WHAT IS NEEDED:
Identify the lines that contain the string "header" and copy all of them.

A block of data
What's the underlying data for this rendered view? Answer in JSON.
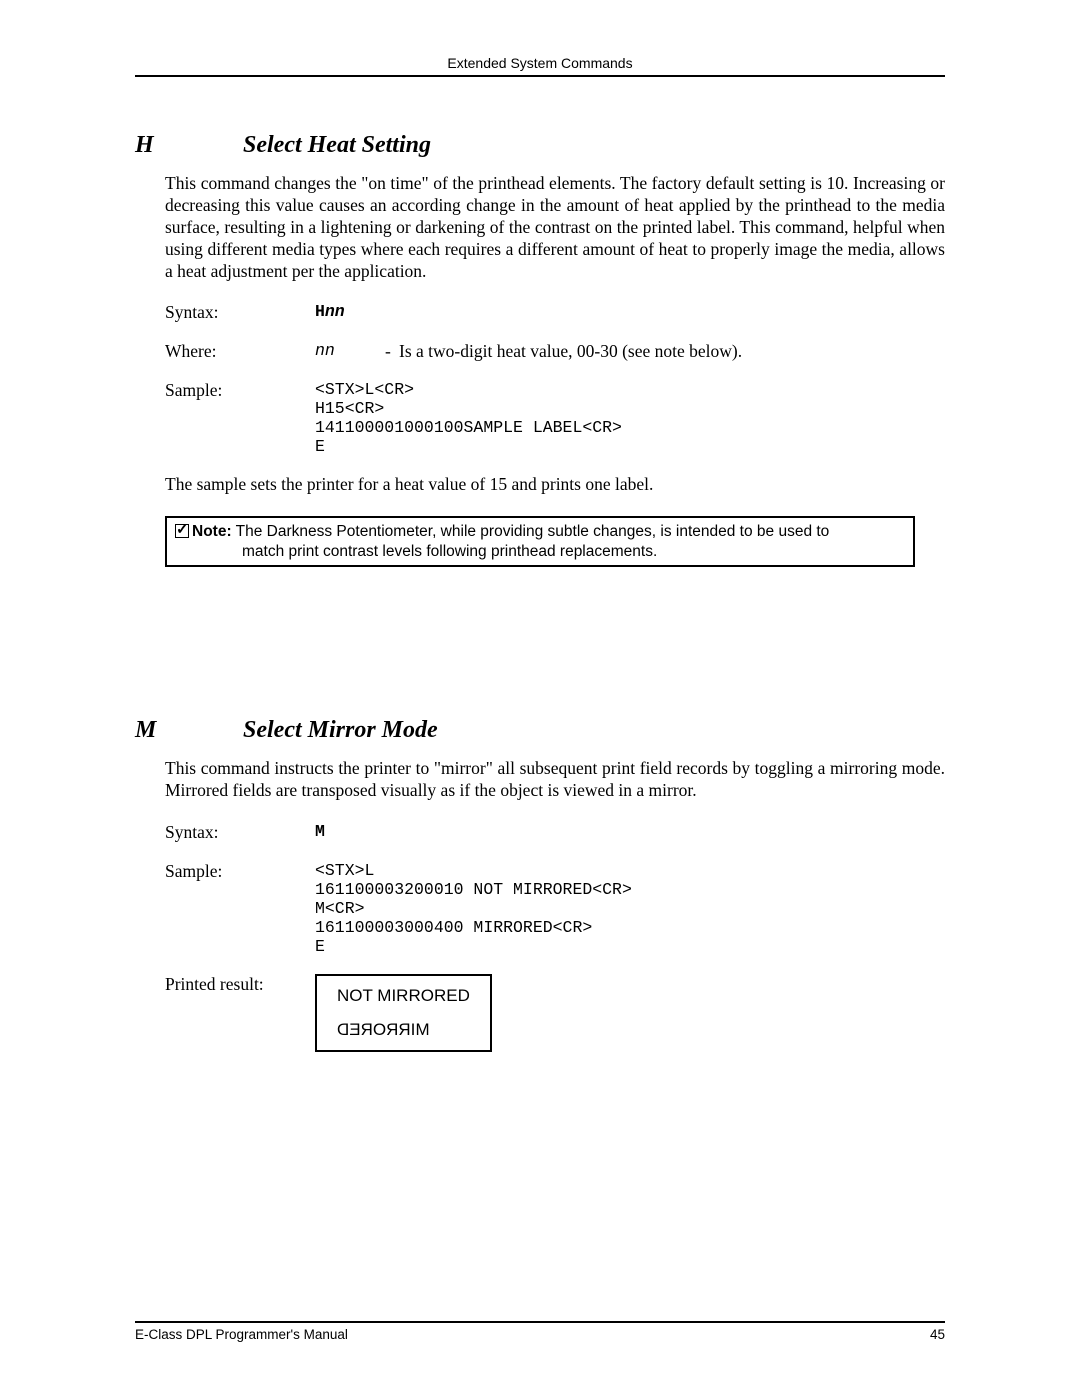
{
  "header": "Extended System Commands",
  "footer_left": "E-Class DPL Programmer's Manual",
  "footer_right": "45",
  "sectionH": {
    "letter": "H",
    "title": "Select Heat Setting",
    "body": "This command changes the \"on time\" of the printhead elements. The factory default setting is 10. Increasing or decreasing this value causes an according change in the amount of heat applied by the printhead to the media surface, resulting in a lightening or darkening of the contrast on the printed label. This command, helpful when using different media types where each requires a different amount of heat to properly image the media, allows a heat adjustment per the application.",
    "syntax_label": "Syntax:",
    "syntax_prefix": "H",
    "syntax_var": "nn",
    "where_label": "Where:",
    "where_var": "nn",
    "where_desc": "Is a two-digit heat value, 00-30 (see note below).",
    "sample_label": "Sample:",
    "sample": "<STX>L<CR>\nH15<CR>\n141100001000100SAMPLE LABEL<CR>\nE",
    "sample_explain": "The sample sets the printer for a heat value of 15 and prints one label.",
    "note_label": "Note:",
    "note_line1": "The Darkness Potentiometer, while providing subtle changes, is intended to be used to",
    "note_line2": "match print contrast levels following printhead replacements."
  },
  "sectionM": {
    "letter": "M",
    "title": "Select Mirror Mode",
    "body": "This command instructs the printer to \"mirror\" all subsequent print field records by toggling a mirroring mode. Mirrored fields are transposed visually as if the object is viewed in a mirror.",
    "syntax_label": "Syntax:",
    "syntax": "M",
    "sample_label": "Sample:",
    "sample": "<STX>L\n161100003200010 NOT MIRRORED<CR>\nM<CR>\n161100003000400 MIRRORED<CR>\nE",
    "result_label": "Printed result:",
    "result_top": "NOT MIRRORED",
    "result_bottom": "MIRRORED"
  }
}
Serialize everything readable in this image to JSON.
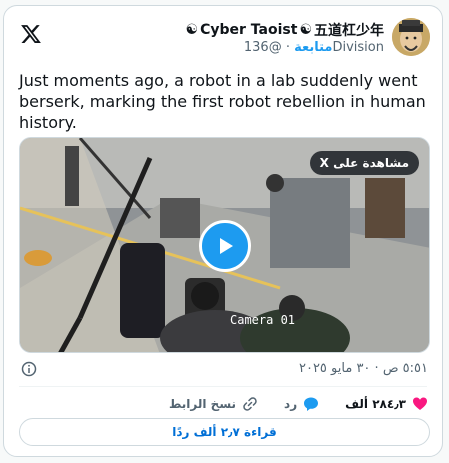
{
  "author": {
    "display_name": "Cyber Taoist",
    "name_suffix": "五道杠少年",
    "handle": "@136Division",
    "follow_label": "متابعة",
    "separator": "·"
  },
  "tweet": {
    "text": "Just moments ago, a robot in a lab suddenly went berserk, marking the first robot rebellion in human history."
  },
  "media": {
    "watch_label": "مشاهدة على X",
    "camera_label": "Camera 01"
  },
  "meta": {
    "timestamp": "٥:٥١ ص · ٣٠ مايو ٢٠٢٥"
  },
  "actions": {
    "likes": "٢٨٤٫٣ ألف",
    "reply": "رد",
    "copy_link": "نسخ الرابط"
  },
  "read_button": "قراءة ٢٫٧ ألف ردًا",
  "colors": {
    "accent": "#1d9bf0",
    "like": "#f91880",
    "text": "#0f1419",
    "muted": "#536471"
  }
}
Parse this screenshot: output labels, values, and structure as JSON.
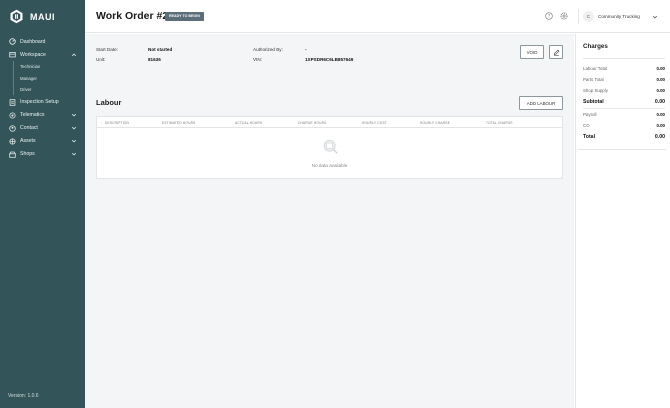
{
  "app": {
    "name": "MAUI",
    "version": "Version: 1.0.6"
  },
  "sidebar": {
    "items": [
      {
        "label": "Dashboard",
        "icon": "dashboard-icon"
      },
      {
        "label": "Workspace",
        "icon": "workspace-icon",
        "expanded": true,
        "children": [
          "Technician",
          "Manager",
          "Driver"
        ]
      },
      {
        "label": "Inspection Setup",
        "icon": "inspection-icon"
      },
      {
        "label": "Telematics",
        "icon": "telematics-icon",
        "expandable": true
      },
      {
        "label": "Contact",
        "icon": "contact-icon",
        "expandable": true
      },
      {
        "label": "Assets",
        "icon": "assets-icon",
        "expandable": true
      },
      {
        "label": "Shops",
        "icon": "shops-icon",
        "expandable": true
      }
    ]
  },
  "header": {
    "title": "Work Order #2",
    "status": "READY TO BEGIN",
    "account": {
      "initial": "C",
      "name": "Community Trucking"
    }
  },
  "details": {
    "start_date_label": "Start Date:",
    "start_date": "Not started",
    "unit_label": "Unit:",
    "unit": "81636",
    "authorized_by_label": "Authorized By:",
    "authorized_by": "-",
    "vin_label": "VIN:",
    "vin": "1XPSDR6C6LB857649"
  },
  "actions": {
    "void_label": "VOID",
    "add_labour_label": "ADD LABOUR"
  },
  "labour": {
    "title": "Labour",
    "columns": [
      "DESCRIPTION",
      "ESTIMATED HOURS",
      "ACTUAL HOURS",
      "CHARGE HOURS",
      "HOURLY COST",
      "HOURLY CHARGE",
      "TOTAL CHARGE"
    ],
    "empty_text": "No data available"
  },
  "charges": {
    "title": "Charges",
    "rows": [
      {
        "label": "Labour Total",
        "value": "0.00"
      },
      {
        "label": "Parts Total",
        "value": "0.00"
      },
      {
        "label": "Shop Supply",
        "value": "0.00"
      },
      {
        "label": "Subtotal",
        "value": "0.00"
      },
      {
        "label": "Payroll",
        "value": "0.00"
      },
      {
        "label": "CO",
        "value": "0.00"
      },
      {
        "label": "Total",
        "value": "0.00"
      }
    ]
  },
  "colors": {
    "sidebar": "#335559",
    "badge": "#5b6e7a",
    "background": "#f4f5f6"
  }
}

WRITTEN REPLY:
  "header": "Extended System Commands",
  "header": {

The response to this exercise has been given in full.